» **Set exercise**
Copy all lines holding the word "REVISTA" from the entries.

» **Supplied material**
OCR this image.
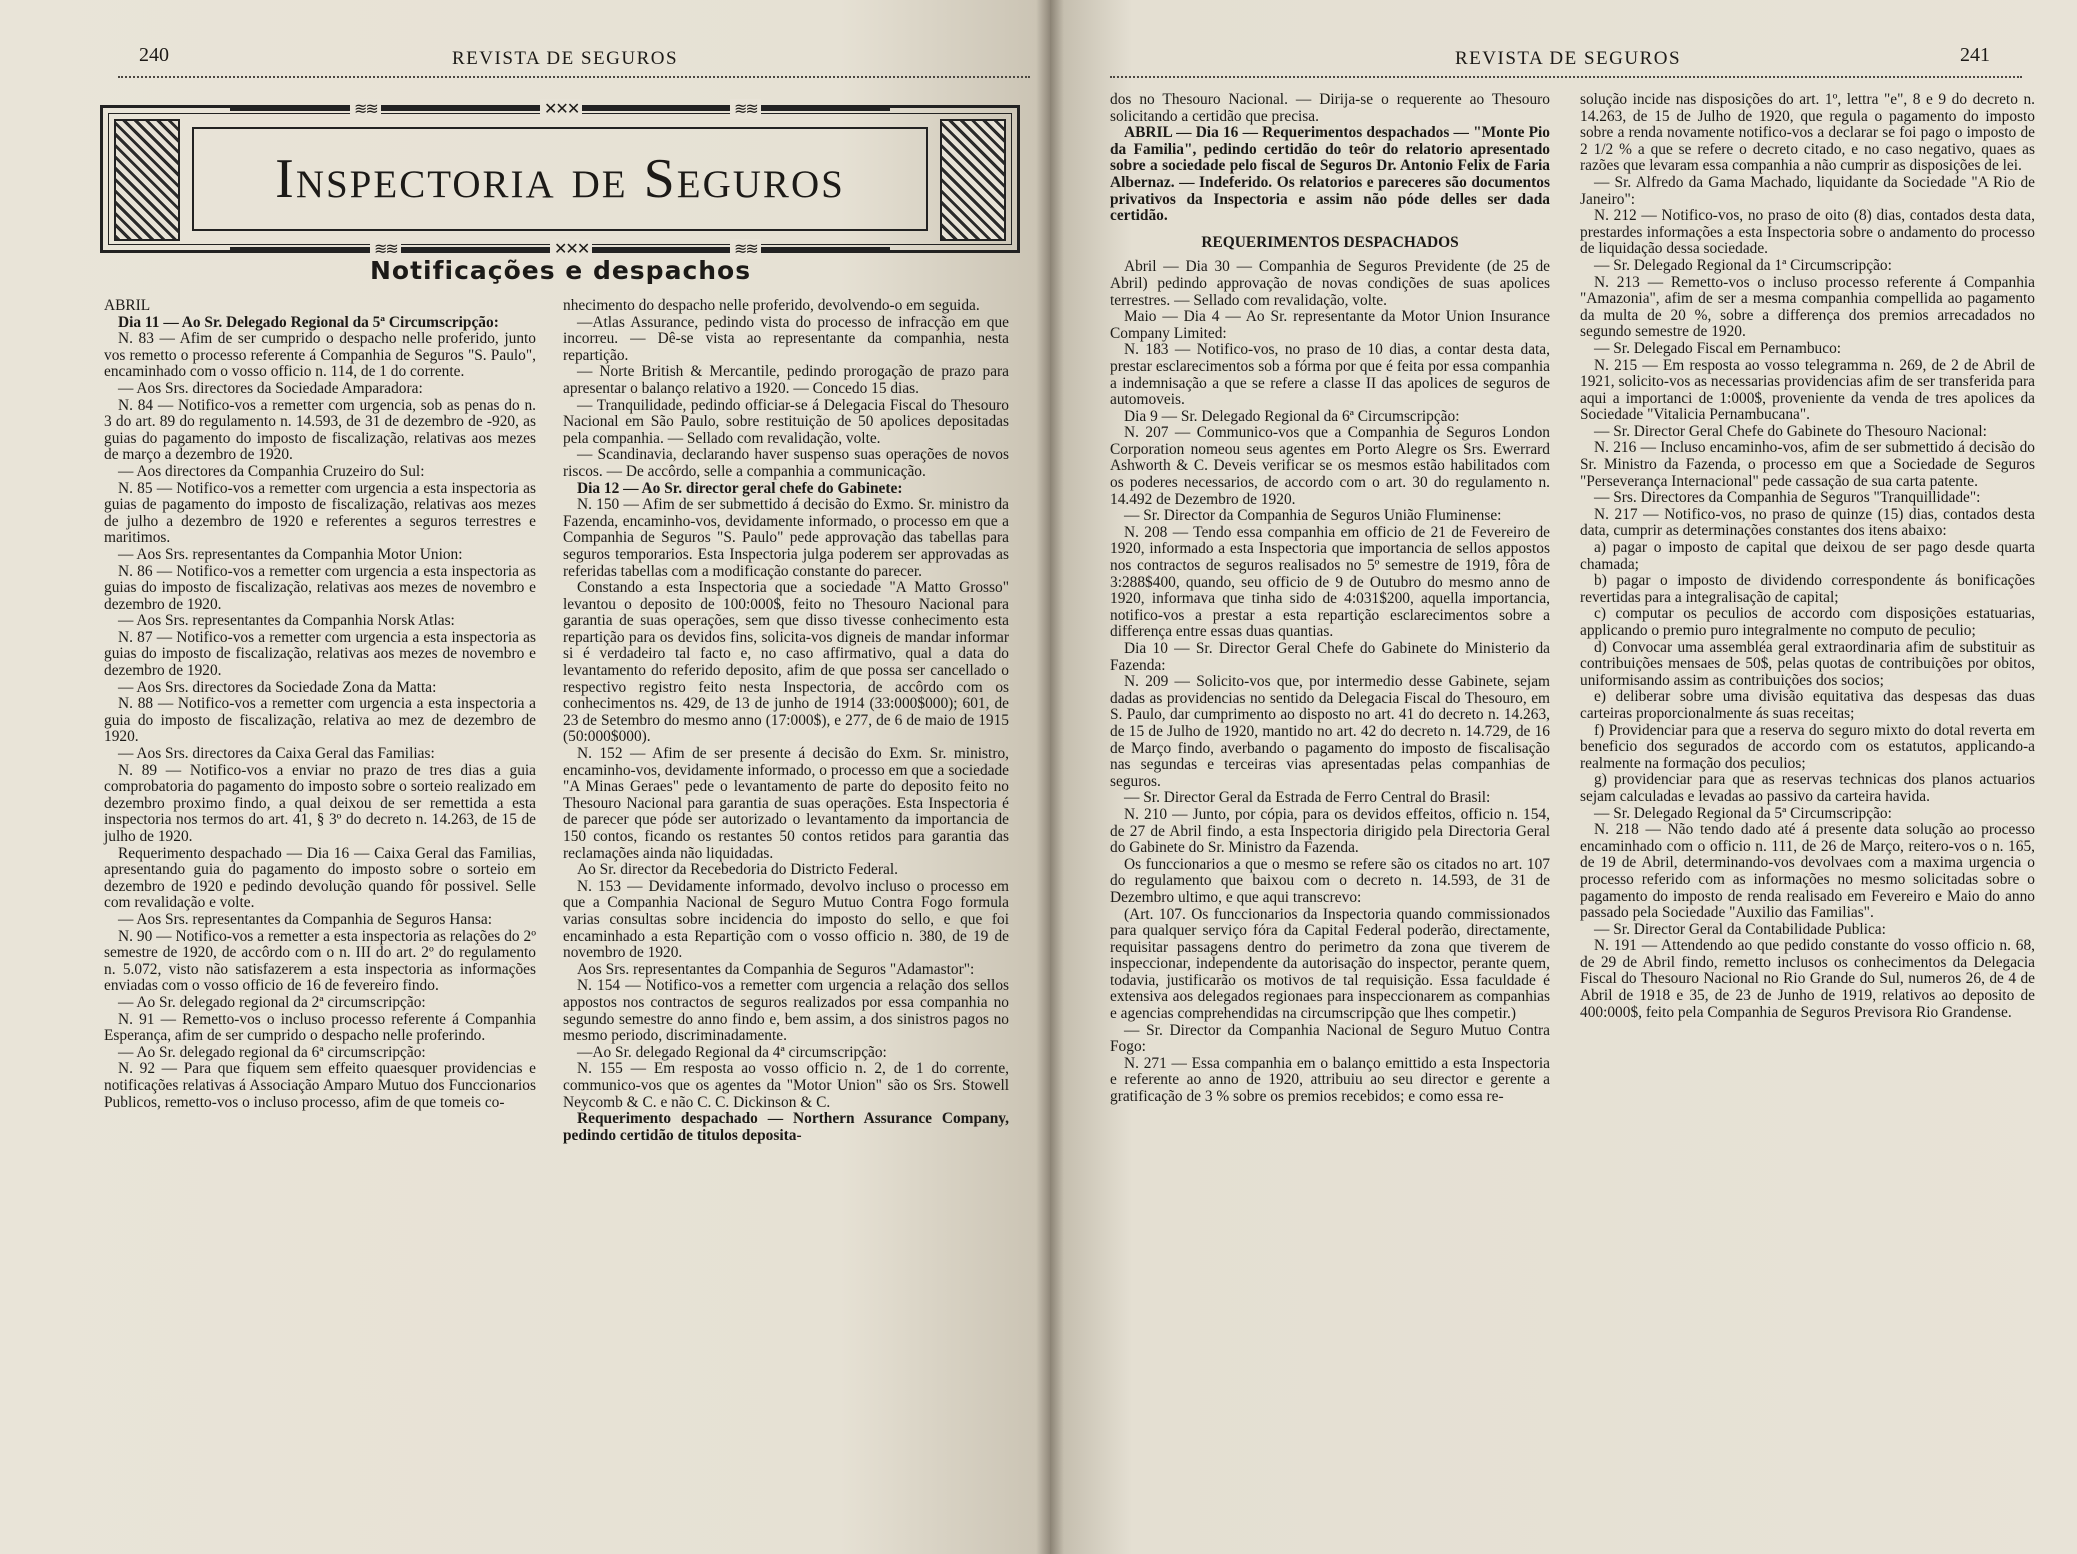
240	REVISTA DE SEGUROS
≋≋	✕✕✕	≋≋
Inspectoria de Seguros
≋≋	✕✕✕	≋≋
Notificações e despachos

ABRIL

Dia 11 — Ao Sr. Delegado Regional da 5ª Circumscripção:

N. 83 — Afim de ser cumprido o despacho nelle proferido, junto vos remetto o processo referente á Companhia de Seguros "S. Paulo", encaminhado com o vosso officio n. 114, de 1 do corrente.

— Aos Srs. directores da Sociedade Amparadora:

N. 84 — Notifico-vos a remetter com urgencia, sob as penas do n. 3 do art. 89 do regulamento n. 14.593, de 31 de dezembro de -920, as guias do pagamento do imposto de fiscalização, relativas aos mezes de março a dezembro de 1920.

— Aos directores da Companhia Cruzeiro do Sul:

N. 85 — Notifico-vos a remetter com urgencia a esta inspectoria as guias de pagamento do imposto de fiscalização, relativas aos mezes de julho a dezembro de 1920 e referentes a seguros terrestres e maritimos.

— Aos Srs. representantes da Companhia Motor Union:

N. 86 — Notifico-vos a remetter com urgencia a esta inspectoria as guias do imposto de fiscalização, relativas aos mezes de novembro e dezembro de 1920.

— Aos Srs. representantes da Companhia Norsk Atlas:

N. 87 — Notifico-vos a remetter com urgencia a esta inspectoria as guias do imposto de fiscalização, relativas aos mezes de novembro e dezembro de 1920.

— Aos Srs. directores da Sociedade Zona da Matta:

N. 88 — Notifico-vos a remetter com urgencia a esta inspectoria a guia do imposto de fiscalização, relativa ao mez de dezembro de 1920.

— Aos Srs. directores da Caixa Geral das Familias:

N. 89 — Notifico-vos a enviar no prazo de tres dias a guia comprobatoria do pagamento do imposto sobre o sorteio realizado em dezembro proximo findo, a qual deixou de ser remettida a esta inspectoria nos termos do art. 41, § 3º do decreto n. 14.263, de 15 de julho de 1920.

Requerimento despachado — Dia 16 — Caixa Geral das Familias, apresentando guia do pagamento do imposto sobre o sorteio em dezembro de 1920 e pedindo devolução quando fôr possivel. Selle com revalidação e volte.

— Aos Srs. representantes da Companhia de Seguros Hansa:

N. 90 — Notifico-vos a remetter a esta inspectoria as relações do 2º semestre de 1920, de accôrdo com o n. III do art. 2º do regulamento n. 5.072, visto não satisfazerem a esta inspectoria as informações enviadas com o vosso officio de 16 de fevereiro findo.

— Ao Sr. delegado regional da 2ª circumscripção:

N. 91 — Remetto-vos o incluso processo referente á Companhia Esperança, afim de ser cumprido o despacho nelle proferindo.

— Ao Sr. delegado regional da 6ª circumscripção:

N. 92 — Para que fiquem sem effeito quaesquer providencias e notificações relativas á Associação Amparo Mutuo dos Funccionarios Publicos, remetto-vos o incluso processo, afim de que tomeis co-

nhecimento do despacho nelle proferido, devolvendo-o em seguida.

—Atlas Assurance, pedindo vista do processo de infracção em que incorreu. — Dê-se vista ao representante da companhia, nesta repartição.

— Norte British & Mercantile, pedindo prorogação de prazo para apresentar o balanço relativo a 1920. — Concedo 15 dias.

— Tranquilidade, pedindo officiar-se á Delegacia Fiscal do Thesouro Nacional em São Paulo, sobre restituição de 50 apolices depositadas pela companhia. — Sellado com revalidação, volte.

— Scandinavia, declarando haver suspenso suas operações de novos riscos. — De accôrdo, selle a companhia a communicação.

Dia 12 — Ao Sr. director geral chefe do Gabinete:

N. 150 — Afim de ser submettido á decisão do Exmo. Sr. ministro da Fazenda, encaminho-vos, devidamente informado, o processo em que a Companhia de Seguros "S. Paulo" pede approvação das tabellas para seguros temporarios. Esta Inspectoria julga poderem ser approvadas as referidas tabellas com a modificação constante do parecer.

Constando a esta Inspectoria que a sociedade "A Matto Grosso" levantou o deposito de 100:000$, feito no Thesouro Nacional para garantia de suas operações, sem que disso tivesse conhecimento esta repartição para os devidos fins, solicita-vos digneis de mandar informar si é verdadeiro tal facto e, no caso affirmativo, qual a data do levantamento do referido deposito, afim de que possa ser cancellado o respectivo registro feito nesta Inspectoria, de accôrdo com os conhecimentos ns. 429, de 13 de junho de 1914 (33:000$000); 601, de 23 de Setembro do mesmo anno (17:000$), e 277, de 6 de maio de 1915 (50:000$000).

N. 152 — Afim de ser presente á decisão do Exm. Sr. ministro, encaminho-vos, devidamente informado, o processo em que a sociedade "A Minas Geraes" pede o levantamento de parte do deposito feito no Thesouro Nacional para garantia de suas operações. Esta Inspectoria é de parecer que póde ser autorizado o levantamento da importancia de 150 contos, ficando os restantes 50 contos retidos para garantia das reclamações ainda não liquidadas.

Ao Sr. director da Recebedoria do Districto Federal.

N. 153 — Devidamente informado, devolvo incluso o processo em que a Companhia Nacional de Seguro Mutuo Contra Fogo formula varias consultas sobre incidencia do imposto do sello, e que foi encaminhado a esta Repartição com o vosso officio n. 380, de 19 de novembro de 1920.

Aos Srs. representantes da Companhia de Seguros "Adamastor":

N. 154 — Notifico-vos a remetter com urgencia a relação dos sellos appostos nos contractos de seguros realizados por essa companhia no segundo semestre do anno findo e, bem assim, a dos sinistros pagos no mesmo periodo, discriminadamente.

—Ao Sr. delegado Regional da 4ª circumscripção:

N. 155 — Em resposta ao vosso officio n. 2, de 1 do corrente, communico-vos que os agentes da "Motor Union" são os Srs. Stowell Neycomb & C. e não C. C. Dickinson & C.

Requerimento despachado — Northern Assurance Company, pedindo certidão de titulos deposita-

REVISTA DE SEGUROS	241

dos no Thesouro Nacional. — Dirija-se o requerente ao Thesouro solicitando a certidão que precisa.

ABRIL — Dia 16 — Requerimentos despachados — "Monte Pio da Familia", pedindo certidão do teôr do relatorio apresentado sobre a sociedade pelo fiscal de Seguros Dr. Antonio Felix de Faria Albernaz. — Indeferido. Os relatorios e pareceres são documentos privativos da Inspectoria e assim não póde delles ser dada certidão.

REQUERIMENTOS DESPACHADOS

Abril — Dia 30 — Companhia de Seguros Previdente (de 25 de Abril) pedindo approvação de novas condições de suas apolices terrestres. — Sellado com revalidação, volte.

Maio — Dia 4 — Ao Sr. representante da Motor Union Insurance Company Limited:

N. 183 — Notifico-vos, no praso de 10 dias, a contar desta data, prestar esclarecimentos sob a fórma por que é feita por essa companhia a indemnisação a que se refere a classe II das apolices de seguros de automoveis.

Dia 9 — Sr. Delegado Regional da 6ª Circumscripção:

N. 207 — Communico-vos que a Companhia de Seguros London Corporation nomeou seus agentes em Porto Alegre os Srs. Ewerrard Ashworth & C. Deveis verificar se os mesmos estão habilitados com os poderes necessarios, de accordo com o art. 30 do regulamento n. 14.492 de Dezembro de 1920.

— Sr. Director da Companhia de Seguros União Fluminense:

N. 208 — Tendo essa companhia em officio de 21 de Fevereiro de 1920, informado a esta Inspectoria que importancia de sellos appostos nos contractos de seguros realisados no 5º semestre de 1919, fôra de 3:288$400, quando, seu officio de 9 de Outubro do mesmo anno de 1920, informava que tinha sido de 4:031$200, aquella importancia, notifico-vos a prestar a esta repartição esclarecimentos sobre a differença entre essas duas quantias.

Dia 10 — Sr. Director Geral Chefe do Gabinete do Ministerio da Fazenda:

N. 209 — Solicito-vos que, por intermedio desse Gabinete, sejam dadas as providencias no sentido da Delegacia Fiscal do Thesouro, em S. Paulo, dar cumprimento ao disposto no art. 41 do decreto n. 14.263, de 15 de Julho de 1920, mantido no art. 42 do decreto n. 14.729, de 16 de Março findo, averbando o pagamento do imposto de fiscalisação nas segundas e terceiras vias apresentadas pelas companhias de seguros.

— Sr. Director Geral da Estrada de Ferro Central do Brasil:

N. 210 — Junto, por cópia, para os devidos effeitos, officio n. 154, de 27 de Abril findo, a esta Inspectoria dirigido pela Directoria Geral do Gabinete do Sr. Ministro da Fazenda.

Os funccionarios a que o mesmo se refere são os citados no art. 107 do regulamento que baixou com o decreto n. 14.593, de 31 de Dezembro ultimo, e que aqui transcrevo:

(Art. 107. Os funccionarios da Inspectoria quando commissionados para qualquer serviço fóra da Capital Federal poderão, directamente, requisitar passagens dentro do perimetro da zona que tiverem de inspeccionar, independente da autorisação do inspector, perante quem, todavia, justificarão os motivos de tal requisição. Essa faculdade é extensiva aos delegados regionaes para inspeccionarem as companhias e agencias comprehendidas na circumscripção que lhes competir.)

— Sr. Director da Companhia Nacional de Seguro Mutuo Contra Fogo:

N. 271 — Essa companhia em o balanço emittido a esta Inspectoria e referente ao anno de 1920, attribuiu ao seu director e gerente a gratificação de 3 % sobre os premios recebidos; e como essa re-

solução incide nas disposições do art. 1º, lettra "e", 8 e 9 do decreto n. 14.263, de 15 de Julho de 1920, que regula o pagamento do imposto sobre a renda novamente notifico-vos a declarar se foi pago o imposto de 2 1/2 % a que se refere o decreto citado, e no caso negativo, quaes as razões que levaram essa companhia a não cumprir as disposições de lei.

— Sr. Alfredo da Gama Machado, liquidante da Sociedade "A Rio de Janeiro":

N. 212 — Notifico-vos, no praso de oito (8) dias, contados desta data, prestardes informações a esta Inspectoria sobre o andamento do processo de liquidação dessa sociedade.

— Sr. Delegado Regional da 1ª Circumscripção:

N. 213 — Remetto-vos o incluso processo referente á Companhia "Amazonia", afim de ser a mesma companhia compellida ao pagamento da multa de 20 %, sobre a differença dos premios arrecadados no segundo semestre de 1920.

— Sr. Delegado Fiscal em Pernambuco:

N. 215 — Em resposta ao vosso telegramma n. 269, de 2 de Abril de 1921, solicito-vos as necessarias providencias afim de ser transferida para aqui a importanci de 1:000$, proveniente da venda de tres apolices da Sociedade "Vitalicia Pernambucana".

— Sr. Director Geral Chefe do Gabinete do Thesouro Nacional:

N. 216 — Incluso encaminho-vos, afim de ser submettido á decisão do Sr. Ministro da Fazenda, o processo em que a Sociedade de Seguros "Perseverança Internacional" pede cassação de sua carta patente.

— Srs. Directores da Companhia de Seguros "Tranquillidade":

N. 217 — Notifico-vos, no praso de quinze (15) dias, contados desta data, cumprir as determinações constantes dos itens abaixo:

a) pagar o imposto de capital que deixou de ser pago desde quarta chamada;

b) pagar o imposto de dividendo correspondente ás bonificações revertidas para a integralisação de capital;

c) computar os peculios de accordo com disposições estatuarias, applicando o premio puro integralmente no computo de peculio;

d) Convocar uma assembléa geral extraordinaria afim de substituir as contribuições mensaes de 50$, pelas quotas de contribuições por obitos, uniformisando assim as contribuições dos socios;

e) deliberar sobre uma divisão equitativa das despesas das duas carteiras proporcionalmente ás suas receitas;

f) Providenciar para que a reserva do seguro mixto do dotal reverta em beneficio dos segurados de accordo com os estatutos, applicando-a realmente na formação dos peculios;

g) providenciar para que as reservas technicas dos planos actuarios sejam calculadas e levadas ao passivo da carteira havida.

— Sr. Delegado Regional da 5ª Circumscripção:

N. 218 — Não tendo dado até á presente data solução ao processo encaminhado com o officio n. 111, de 26 de Março, reitero-vos o n. 165, de 19 de Abril, determinando-vos devolvaes com a maxima urgencia o processo referido com as informações no mesmo solicitadas sobre o pagamento do imposto de renda realisado em Fevereiro e Maio do anno passado pela Sociedade "Auxilio das Familias".

— Sr. Director Geral da Contabilidade Publica:

N. 191 — Attendendo ao que pedido constante do vosso officio n. 68, de 29 de Abril findo, remetto inclusos os conhecimentos da Delegacia Fiscal do Thesouro Nacional no Rio Grande do Sul, numeros 26, de 4 de Abril de 1918 e 35, de 23 de Junho de 1919, relativos ao deposito de 400:000$, feito pela Companhia de Seguros Previsora Rio Grandense.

» **Response**
240	REVISTA DE SEGUROS
REVISTA DE SEGUROS	241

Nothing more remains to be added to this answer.